--- Goal ---
Copy out every line of the records below exactly as it appears.

--- Supplied material ---

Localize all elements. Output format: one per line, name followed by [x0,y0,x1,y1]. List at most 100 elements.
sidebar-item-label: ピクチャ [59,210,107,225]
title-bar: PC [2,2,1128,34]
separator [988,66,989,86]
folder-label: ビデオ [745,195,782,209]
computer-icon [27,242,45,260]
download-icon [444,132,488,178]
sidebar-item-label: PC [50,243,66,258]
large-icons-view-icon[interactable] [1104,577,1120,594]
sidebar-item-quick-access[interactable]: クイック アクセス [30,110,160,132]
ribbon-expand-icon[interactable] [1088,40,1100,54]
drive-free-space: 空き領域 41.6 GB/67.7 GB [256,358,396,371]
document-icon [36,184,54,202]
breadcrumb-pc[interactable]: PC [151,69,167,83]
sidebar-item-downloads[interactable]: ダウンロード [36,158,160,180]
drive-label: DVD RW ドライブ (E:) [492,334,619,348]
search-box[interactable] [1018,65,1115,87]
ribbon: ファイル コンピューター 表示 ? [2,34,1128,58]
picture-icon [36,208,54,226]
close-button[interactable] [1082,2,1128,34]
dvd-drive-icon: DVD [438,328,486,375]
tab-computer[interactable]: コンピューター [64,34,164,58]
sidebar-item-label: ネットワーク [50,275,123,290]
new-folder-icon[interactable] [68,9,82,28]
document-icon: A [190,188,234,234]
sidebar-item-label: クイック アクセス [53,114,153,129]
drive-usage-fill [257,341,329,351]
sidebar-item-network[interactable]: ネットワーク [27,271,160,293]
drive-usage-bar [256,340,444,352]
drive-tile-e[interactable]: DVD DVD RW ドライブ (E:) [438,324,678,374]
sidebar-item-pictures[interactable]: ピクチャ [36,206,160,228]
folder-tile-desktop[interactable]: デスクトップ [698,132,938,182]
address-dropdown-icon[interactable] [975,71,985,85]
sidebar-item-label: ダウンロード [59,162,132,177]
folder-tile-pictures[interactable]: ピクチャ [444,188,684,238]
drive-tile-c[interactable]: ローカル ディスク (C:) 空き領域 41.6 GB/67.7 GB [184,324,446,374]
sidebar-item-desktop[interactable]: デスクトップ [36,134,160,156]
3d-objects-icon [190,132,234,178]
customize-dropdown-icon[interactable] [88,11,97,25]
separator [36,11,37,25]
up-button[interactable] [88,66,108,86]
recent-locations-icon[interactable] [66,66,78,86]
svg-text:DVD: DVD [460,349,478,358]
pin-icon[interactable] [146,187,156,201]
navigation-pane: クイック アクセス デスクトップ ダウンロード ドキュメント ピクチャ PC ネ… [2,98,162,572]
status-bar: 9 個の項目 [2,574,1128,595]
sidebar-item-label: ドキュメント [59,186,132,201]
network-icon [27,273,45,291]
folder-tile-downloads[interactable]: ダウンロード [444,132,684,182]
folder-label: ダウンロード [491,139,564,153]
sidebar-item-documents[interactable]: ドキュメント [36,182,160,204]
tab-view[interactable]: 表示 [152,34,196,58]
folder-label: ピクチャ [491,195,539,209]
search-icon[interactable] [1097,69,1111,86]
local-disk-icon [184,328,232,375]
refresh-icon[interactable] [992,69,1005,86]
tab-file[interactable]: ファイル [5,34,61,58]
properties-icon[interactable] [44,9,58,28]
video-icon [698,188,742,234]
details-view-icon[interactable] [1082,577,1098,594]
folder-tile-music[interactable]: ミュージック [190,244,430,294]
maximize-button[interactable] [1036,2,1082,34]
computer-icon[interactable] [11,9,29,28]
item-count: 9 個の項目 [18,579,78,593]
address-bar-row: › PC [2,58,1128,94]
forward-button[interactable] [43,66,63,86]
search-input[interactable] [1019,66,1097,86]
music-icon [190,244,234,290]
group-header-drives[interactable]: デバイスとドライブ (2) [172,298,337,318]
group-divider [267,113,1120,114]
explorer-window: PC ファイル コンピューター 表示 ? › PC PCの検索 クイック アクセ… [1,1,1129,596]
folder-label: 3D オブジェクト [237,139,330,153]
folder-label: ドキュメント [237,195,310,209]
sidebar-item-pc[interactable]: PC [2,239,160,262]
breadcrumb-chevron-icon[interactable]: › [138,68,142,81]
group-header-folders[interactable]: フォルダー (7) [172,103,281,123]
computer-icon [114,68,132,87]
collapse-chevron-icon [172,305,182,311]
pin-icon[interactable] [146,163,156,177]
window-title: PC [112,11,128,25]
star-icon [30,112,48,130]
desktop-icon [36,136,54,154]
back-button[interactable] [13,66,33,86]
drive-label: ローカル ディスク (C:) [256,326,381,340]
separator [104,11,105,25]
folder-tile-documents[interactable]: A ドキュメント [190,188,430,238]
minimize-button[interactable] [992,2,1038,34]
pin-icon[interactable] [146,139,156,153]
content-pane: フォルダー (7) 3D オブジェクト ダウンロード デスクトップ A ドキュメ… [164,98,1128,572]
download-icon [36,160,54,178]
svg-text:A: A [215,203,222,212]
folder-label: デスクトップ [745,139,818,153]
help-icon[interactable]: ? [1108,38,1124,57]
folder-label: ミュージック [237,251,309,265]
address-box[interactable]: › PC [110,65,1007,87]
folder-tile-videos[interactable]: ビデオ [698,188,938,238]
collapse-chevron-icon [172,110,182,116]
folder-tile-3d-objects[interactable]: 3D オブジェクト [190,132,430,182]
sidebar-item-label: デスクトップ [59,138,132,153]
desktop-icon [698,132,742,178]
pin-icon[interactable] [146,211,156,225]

--- Written answer ---
Localize all elements. Output format: one per line, name followed by [x0,y0,x1,y1]. List at most 100 elements.
sidebar-item-label: ピクチャ [59,210,107,225]
title-bar: PC [2,2,1128,34]
separator [988,66,989,86]
folder-label: ビデオ [745,195,782,209]
computer-icon [27,242,45,260]
download-icon [444,132,488,178]
sidebar-item-label: PC [50,243,66,258]
large-icons-view-icon[interactable] [1104,577,1120,594]
sidebar-item-quick-access[interactable]: クイック アクセス [30,110,160,132]
ribbon-expand-icon[interactable] [1088,40,1100,54]
drive-free-space: 空き領域 41.6 GB/67.7 GB [256,358,396,371]
document-icon [36,184,54,202]
breadcrumb-pc[interactable]: PC [151,69,167,83]
sidebar-item-downloads[interactable]: ダウンロード [36,158,160,180]
drive-label: DVD RW ドライブ (E:) [492,334,619,348]
search-box[interactable] [1018,65,1115,87]
ribbon: ファイル コンピューター 表示 ? [2,34,1128,58]
picture-icon [36,208,54,226]
close-button[interactable] [1082,2,1128,34]
dvd-drive-icon: DVD [438,328,486,375]
tab-computer[interactable]: コンピューター [64,34,164,58]
sidebar-item-label: ネットワーク [50,275,123,290]
new-folder-icon[interactable] [68,9,82,28]
document-icon: A [190,188,234,234]
sidebar-item-label: クイック アクセス [53,114,153,129]
drive-usage-fill [257,341,329,351]
sidebar-item-network[interactable]: ネットワーク [27,271,160,293]
drive-usage-bar [256,340,444,352]
drive-tile-e[interactable]: DVD DVD RW ドライブ (E:) [438,324,678,374]
sidebar-item-pictures[interactable]: ピクチャ [36,206,160,228]
folder-tile-desktop[interactable]: デスクトップ [698,132,938,182]
address-dropdown-icon[interactable] [975,71,985,85]
sidebar-item-label: ダウンロード [59,162,132,177]
folder-tile-pictures[interactable]: ピクチャ [444,188,684,238]
drive-tile-c[interactable]: ローカル ディスク (C:) 空き領域 41.6 GB/67.7 GB [184,324,446,374]
sidebar-item-desktop[interactable]: デスクトップ [36,134,160,156]
3d-objects-icon [190,132,234,178]
customize-dropdown-icon[interactable] [88,11,97,25]
separator [36,11,37,25]
up-button[interactable] [88,66,108,86]
recent-locations-icon[interactable] [66,66,78,86]
svg-text:DVD: DVD [460,349,478,358]
pin-icon[interactable] [146,187,156,201]
navigation-pane: クイック アクセス デスクトップ ダウンロード ドキュメント ピクチャ PC ネ… [2,98,162,572]
status-bar: 9 個の項目 [2,574,1128,595]
sidebar-item-label: ドキュメント [59,186,132,201]
network-icon [27,273,45,291]
folder-tile-downloads[interactable]: ダウンロード [444,132,684,182]
folder-label: ダウンロード [491,139,564,153]
sidebar-item-documents[interactable]: ドキュメント [36,182,160,204]
tab-view[interactable]: 表示 [152,34,196,58]
folder-label: ピクチャ [491,195,539,209]
search-icon[interactable] [1097,69,1111,86]
local-disk-icon [184,328,232,375]
refresh-icon[interactable] [992,69,1005,86]
tab-file[interactable]: ファイル [5,34,61,58]
properties-icon[interactable] [44,9,58,28]
video-icon [698,188,742,234]
details-view-icon[interactable] [1082,577,1098,594]
folder-tile-music[interactable]: ミュージック [190,244,430,294]
maximize-button[interactable] [1036,2,1082,34]
computer-icon[interactable] [11,9,29,28]
item-count: 9 個の項目 [18,579,78,593]
address-bar-row: › PC [2,58,1128,94]
forward-button[interactable] [43,66,63,86]
search-input[interactable] [1019,66,1097,86]
music-icon [190,244,234,290]
group-header-drives[interactable]: デバイスとドライブ (2) [172,298,337,318]
group-divider [267,113,1120,114]
explorer-window: PC ファイル コンピューター 表示 ? › PC PCの検索 クイック アクセ… [1,1,1129,596]
folder-label: 3D オブジェクト [237,139,330,153]
folder-label: ドキュメント [237,195,310,209]
sidebar-item-pc[interactable]: PC [2,239,160,262]
breadcrumb-chevron-icon[interactable]: › [138,68,142,81]
group-header-folders[interactable]: フォルダー (7) [172,103,281,123]
computer-icon [114,68,132,87]
collapse-chevron-icon [172,305,182,311]
pin-icon[interactable] [146,163,156,177]
window-title: PC [112,11,128,25]
star-icon [30,112,48,130]
desktop-icon [36,136,54,154]
back-button[interactable] [13,66,33,86]
drive-label: ローカル ディスク (C:) [256,326,381,340]
separator [104,11,105,25]
folder-tile-documents[interactable]: A ドキュメント [190,188,430,238]
minimize-button[interactable] [992,2,1038,34]
pin-icon[interactable] [146,139,156,153]
content-pane: フォルダー (7) 3D オブジェクト ダウンロード デスクトップ A ドキュメ… [164,98,1128,572]
download-icon [36,160,54,178]
svg-text:A: A [215,203,222,212]
folder-label: デスクトップ [745,139,818,153]
help-icon[interactable]: ? [1108,38,1124,57]
folder-label: ミュージック [237,251,309,265]
address-box[interactable]: › PC [110,65,1007,87]
folder-tile-videos[interactable]: ビデオ [698,188,938,238]
collapse-chevron-icon [172,110,182,116]
folder-tile-3d-objects[interactable]: 3D オブジェクト [190,132,430,182]
sidebar-item-label: デスクトップ [59,138,132,153]
desktop-icon [698,132,742,178]
pin-icon[interactable] [146,211,156,225]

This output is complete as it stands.